Task prompt: The data below should be printed in full, exactly, and without any of its images.

Data rows:

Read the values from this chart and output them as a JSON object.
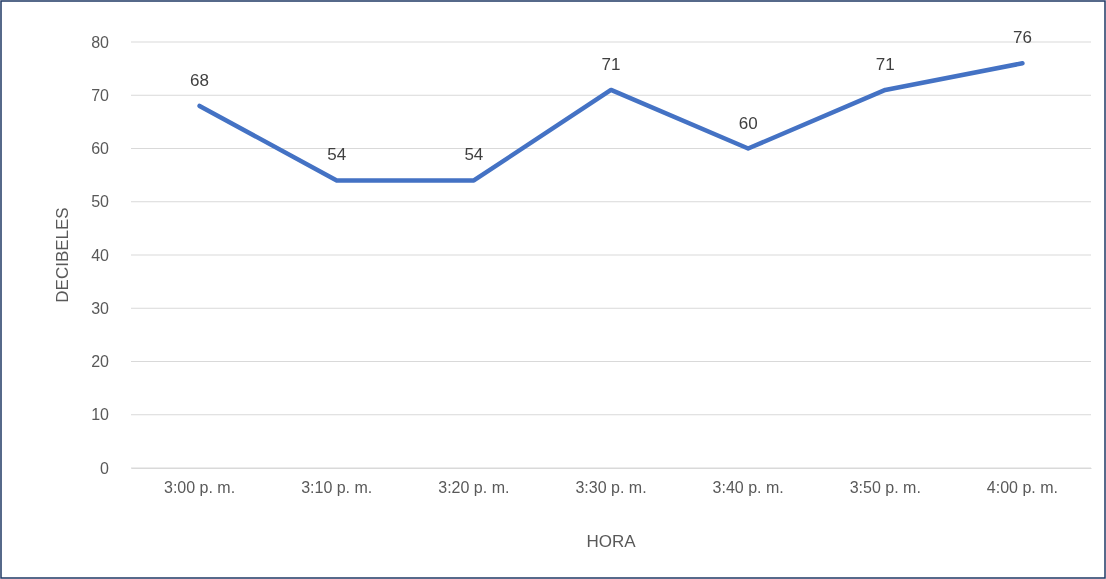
{
  "chart_data": {
    "type": "line",
    "xlabel": "HORA",
    "ylabel": "DECIBELES",
    "categories": [
      "3:00 p. m.",
      "3:10 p. m.",
      "3:20 p. m.",
      "3:30 p. m.",
      "3:40 p. m.",
      "3:50 p. m.",
      "4:00 p. m."
    ],
    "series": [
      {
        "color": "#4472c4",
        "values": [
          68,
          54,
          54,
          71,
          60,
          71,
          76
        ]
      }
    ],
    "ylim": [
      0,
      80
    ],
    "yticks": [
      0,
      10,
      20,
      30,
      40,
      50,
      60,
      70,
      80
    ],
    "grid": "y",
    "data_labels": true,
    "marker": "none",
    "line_style": "solid"
  }
}
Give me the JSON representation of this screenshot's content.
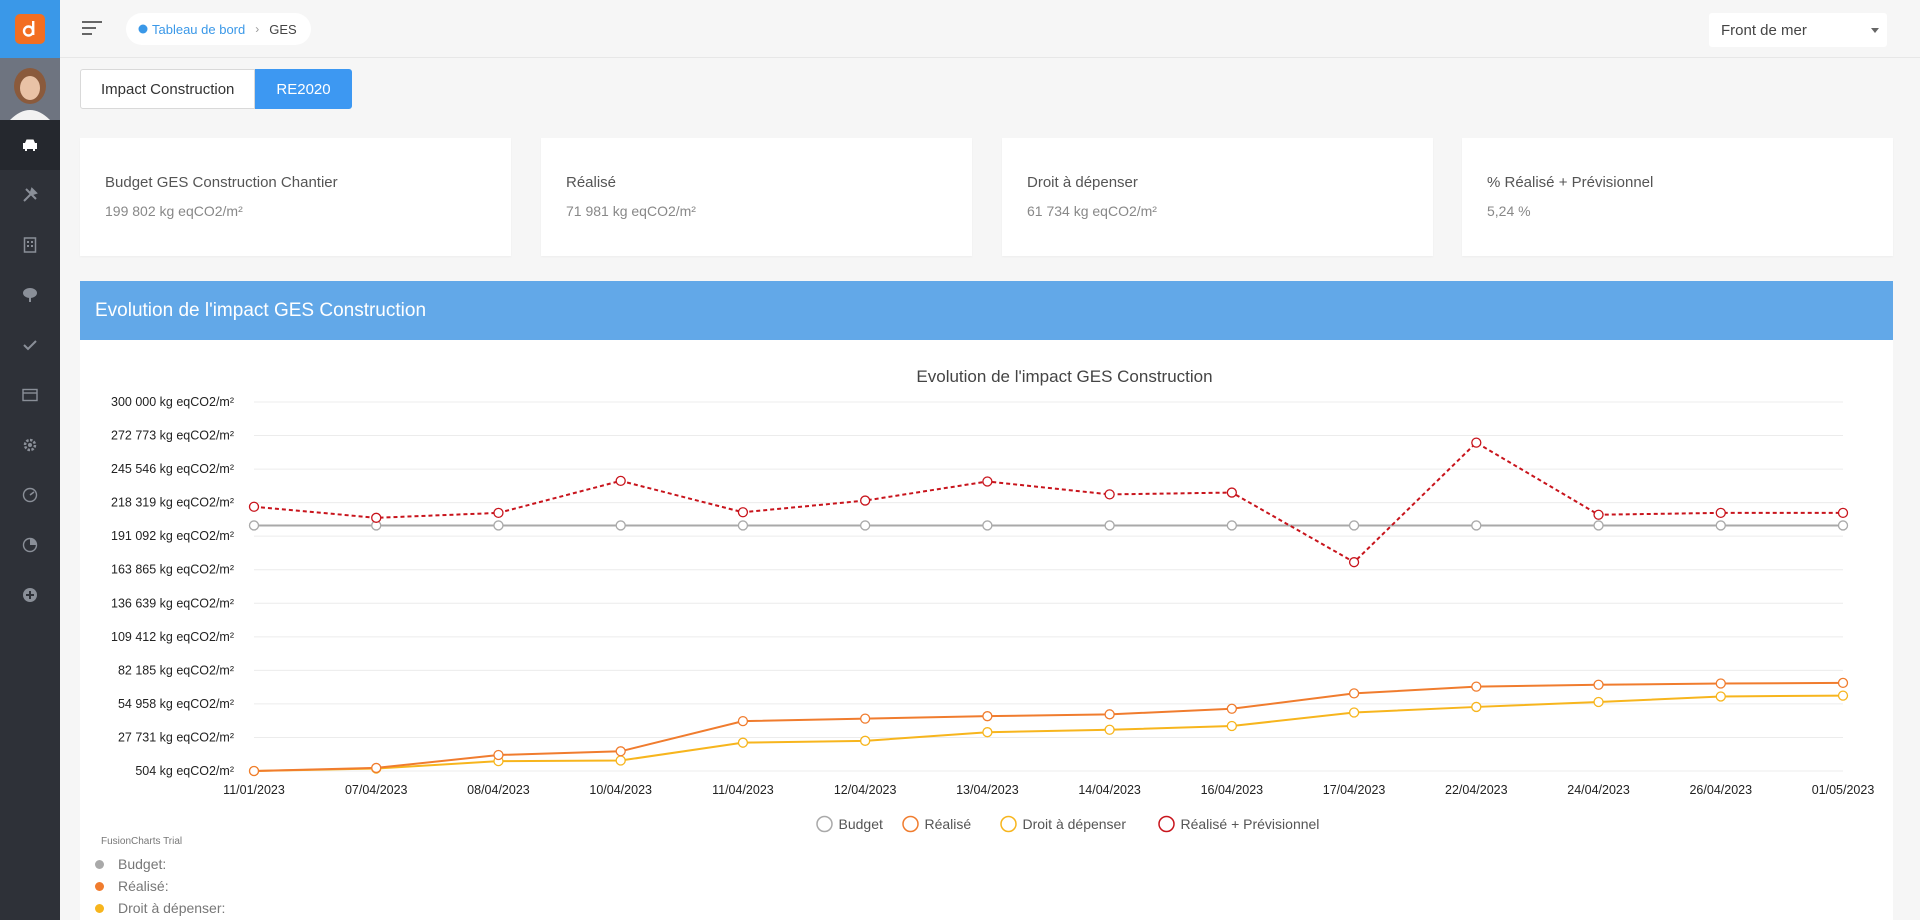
{
  "nav": {
    "breadcrumb_home": "Tableau de bord",
    "breadcrumb_current": "GES",
    "project_select": "Front de mer"
  },
  "tabs": [
    {
      "label": "Impact Construction",
      "active": false
    },
    {
      "label": "RE2020",
      "active": true
    }
  ],
  "cards": [
    {
      "title": "Budget GES Construction Chantier",
      "value": "199 802 kg eqCO2/m²"
    },
    {
      "title": "Réalisé",
      "value": "71 981 kg eqCO2/m²"
    },
    {
      "title": "Droit à dépenser",
      "value": "61 734 kg eqCO2/m²"
    },
    {
      "title": "% Réalisé + Prévisionnel",
      "value": "5,24 %"
    }
  ],
  "panel": {
    "header": "Evolution de l'impact GES Construction"
  },
  "trial_text": "FusionCharts Trial",
  "tooltip": [
    {
      "label": "Budget:",
      "color": "#a9a9a9"
    },
    {
      "label": "Réalisé:",
      "color": "#f07c2e"
    },
    {
      "label": "Droit à dépenser:",
      "color": "#f7b51d"
    }
  ],
  "chart_data": {
    "type": "line",
    "title": "Evolution de l'impact GES Construction",
    "categories": [
      "11/01/2023",
      "07/04/2023",
      "08/04/2023",
      "10/04/2023",
      "11/04/2023",
      "12/04/2023",
      "13/04/2023",
      "14/04/2023",
      "16/04/2023",
      "17/04/2023",
      "22/04/2023",
      "24/04/2023",
      "26/04/2023",
      "01/05/2023"
    ],
    "ylim": [
      504,
      300000
    ],
    "ytick_labels": [
      "300 000 kg eqCO2/m²",
      "272 773 kg eqCO2/m²",
      "245 546 kg eqCO2/m²",
      "218 319 kg eqCO2/m²",
      "191 092 kg eqCO2/m²",
      "163 865 kg eqCO2/m²",
      "136 639 kg eqCO2/m²",
      "109 412 kg eqCO2/m²",
      "82 185 kg eqCO2/m²",
      "54 958 kg eqCO2/m²",
      "27 731 kg eqCO2/m²",
      "504 kg eqCO2/m²"
    ],
    "grid": true,
    "legend_position": "bottom",
    "series": [
      {
        "name": "Budget",
        "color": "#a9a9a9",
        "dashed": false,
        "values": [
          199802,
          199802,
          199802,
          199802,
          199802,
          199802,
          199802,
          199802,
          199802,
          199802,
          199802,
          199802,
          199802,
          199802
        ]
      },
      {
        "name": "Réalisé",
        "color": "#f07c2e",
        "dashed": false,
        "values": [
          504,
          3000,
          13500,
          16500,
          41000,
          43000,
          45000,
          46500,
          51000,
          63500,
          69000,
          70500,
          71500,
          72000
        ]
      },
      {
        "name": "Droit à dépenser",
        "color": "#f7b51d",
        "dashed": false,
        "values": [
          504,
          2500,
          8500,
          9000,
          23500,
          25000,
          32000,
          34000,
          37000,
          48000,
          52500,
          56500,
          61000,
          61700
        ]
      },
      {
        "name": "Réalisé + Prévisionnel",
        "color": "#c8141c",
        "dashed": true,
        "values": [
          215000,
          206000,
          210000,
          236000,
          210500,
          220000,
          235500,
          225000,
          226500,
          170000,
          267000,
          208500,
          210000,
          210000
        ]
      }
    ]
  }
}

Output below:
Read the values from this chart and output them as a JSON object.
{
  "chart_data": {
    "type": "line",
    "xlabel": "HORA",
    "ylabel": "DECIBELES",
    "categories": [
      "3:00 p. m.",
      "3:10 p. m.",
      "3:20 p. m.",
      "3:30 p. m.",
      "3:40 p. m.",
      "3:50 p. m.",
      "4:00 p. m."
    ],
    "series": [
      {
        "color": "#4472c4",
        "values": [
          68,
          54,
          54,
          71,
          60,
          71,
          76
        ]
      }
    ],
    "ylim": [
      0,
      80
    ],
    "yticks": [
      0,
      10,
      20,
      30,
      40,
      50,
      60,
      70,
      80
    ],
    "grid": "y",
    "data_labels": true,
    "marker": "none",
    "line_style": "solid"
  }
}
Give me the JSON representation of this screenshot's content.
{
  "nav": {
    "breadcrumb_home": "Tableau de bord",
    "breadcrumb_current": "GES",
    "project_select": "Front de mer"
  },
  "tabs": [
    {
      "label": "Impact Construction",
      "active": false
    },
    {
      "label": "RE2020",
      "active": true
    }
  ],
  "cards": [
    {
      "title": "Budget GES Construction Chantier",
      "value": "199 802 kg eqCO2/m²"
    },
    {
      "title": "Réalisé",
      "value": "71 981 kg eqCO2/m²"
    },
    {
      "title": "Droit à dépenser",
      "value": "61 734 kg eqCO2/m²"
    },
    {
      "title": "% Réalisé + Prévisionnel",
      "value": "5,24 %"
    }
  ],
  "panel": {
    "header": "Evolution de l'impact GES Construction"
  },
  "trial_text": "FusionCharts Trial",
  "tooltip": [
    {
      "label": "Budget:",
      "color": "#a9a9a9"
    },
    {
      "label": "Réalisé:",
      "color": "#f07c2e"
    },
    {
      "label": "Droit à dépenser:",
      "color": "#f7b51d"
    }
  ],
  "chart_data": {
    "type": "line",
    "title": "Evolution de l'impact GES Construction",
    "categories": [
      "11/01/2023",
      "07/04/2023",
      "08/04/2023",
      "10/04/2023",
      "11/04/2023",
      "12/04/2023",
      "13/04/2023",
      "14/04/2023",
      "16/04/2023",
      "17/04/2023",
      "22/04/2023",
      "24/04/2023",
      "26/04/2023",
      "01/05/2023"
    ],
    "ylim": [
      504,
      300000
    ],
    "ytick_labels": [
      "300 000 kg eqCO2/m²",
      "272 773 kg eqCO2/m²",
      "245 546 kg eqCO2/m²",
      "218 319 kg eqCO2/m²",
      "191 092 kg eqCO2/m²",
      "163 865 kg eqCO2/m²",
      "136 639 kg eqCO2/m²",
      "109 412 kg eqCO2/m²",
      "82 185 kg eqCO2/m²",
      "54 958 kg eqCO2/m²",
      "27 731 kg eqCO2/m²",
      "504 kg eqCO2/m²"
    ],
    "grid": true,
    "legend_position": "bottom",
    "series": [
      {
        "name": "Budget",
        "color": "#a9a9a9",
        "dashed": false,
        "values": [
          199802,
          199802,
          199802,
          199802,
          199802,
          199802,
          199802,
          199802,
          199802,
          199802,
          199802,
          199802,
          199802,
          199802
        ]
      },
      {
        "name": "Réalisé",
        "color": "#f07c2e",
        "dashed": false,
        "values": [
          504,
          3000,
          13500,
          16500,
          41000,
          43000,
          45000,
          46500,
          51000,
          63500,
          69000,
          70500,
          71500,
          72000
        ]
      },
      {
        "name": "Droit à dépenser",
        "color": "#f7b51d",
        "dashed": false,
        "values": [
          504,
          2500,
          8500,
          9000,
          23500,
          25000,
          32000,
          34000,
          37000,
          48000,
          52500,
          56500,
          61000,
          61700
        ]
      },
      {
        "name": "Réalisé + Prévisionnel",
        "color": "#c8141c",
        "dashed": true,
        "values": [
          215000,
          206000,
          210000,
          236000,
          210500,
          220000,
          235500,
          225000,
          226500,
          170000,
          267000,
          208500,
          210000,
          210000
        ]
      }
    ]
  }
}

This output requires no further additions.